• [Work to do]:
Copy every entry exactly as given, minus the images.
[Begin]
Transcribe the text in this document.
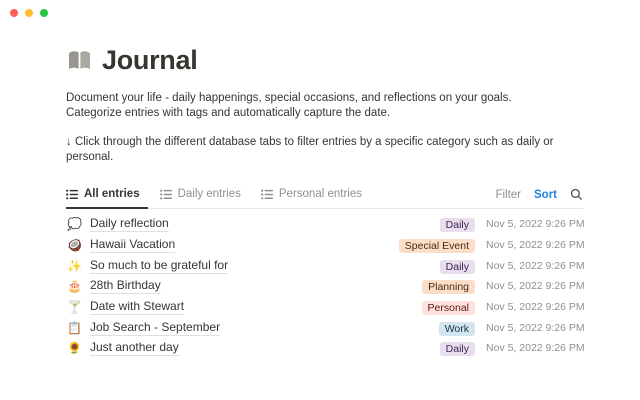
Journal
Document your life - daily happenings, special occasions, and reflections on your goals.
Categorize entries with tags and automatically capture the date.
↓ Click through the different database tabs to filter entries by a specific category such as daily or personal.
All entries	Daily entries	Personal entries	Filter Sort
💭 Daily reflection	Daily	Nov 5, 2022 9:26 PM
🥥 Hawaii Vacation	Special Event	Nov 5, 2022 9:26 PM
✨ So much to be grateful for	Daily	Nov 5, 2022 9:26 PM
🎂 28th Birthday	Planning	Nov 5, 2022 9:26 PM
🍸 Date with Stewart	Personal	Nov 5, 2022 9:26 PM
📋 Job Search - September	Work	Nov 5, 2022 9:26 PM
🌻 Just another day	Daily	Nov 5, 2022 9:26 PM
[End]
• [Complete answer]:
Transcribe the text in this document.
Journal
Document your life - daily happenings, special occasions, and reflections on your goals.
Categorize entries with tags and automatically capture the date.
↓ Click through the different database tabs to filter entries by a specific category such as daily or personal.
All entries	Daily entries	Personal entries	Filter Sort
💭 Daily reflection	Daily	Nov 5, 2022 9:26 PM
🥥 Hawaii Vacation	Special Event	Nov 5, 2022 9:26 PM
✨ So much to be grateful for	Daily	Nov 5, 2022 9:26 PM
🎂 28th Birthday	Planning	Nov 5, 2022 9:26 PM
🍸 Date with Stewart	Personal	Nov 5, 2022 9:26 PM
📋 Job Search - September	Work	Nov 5, 2022 9:26 PM
🌻 Just another day	Daily	Nov 5, 2022 9:26 PM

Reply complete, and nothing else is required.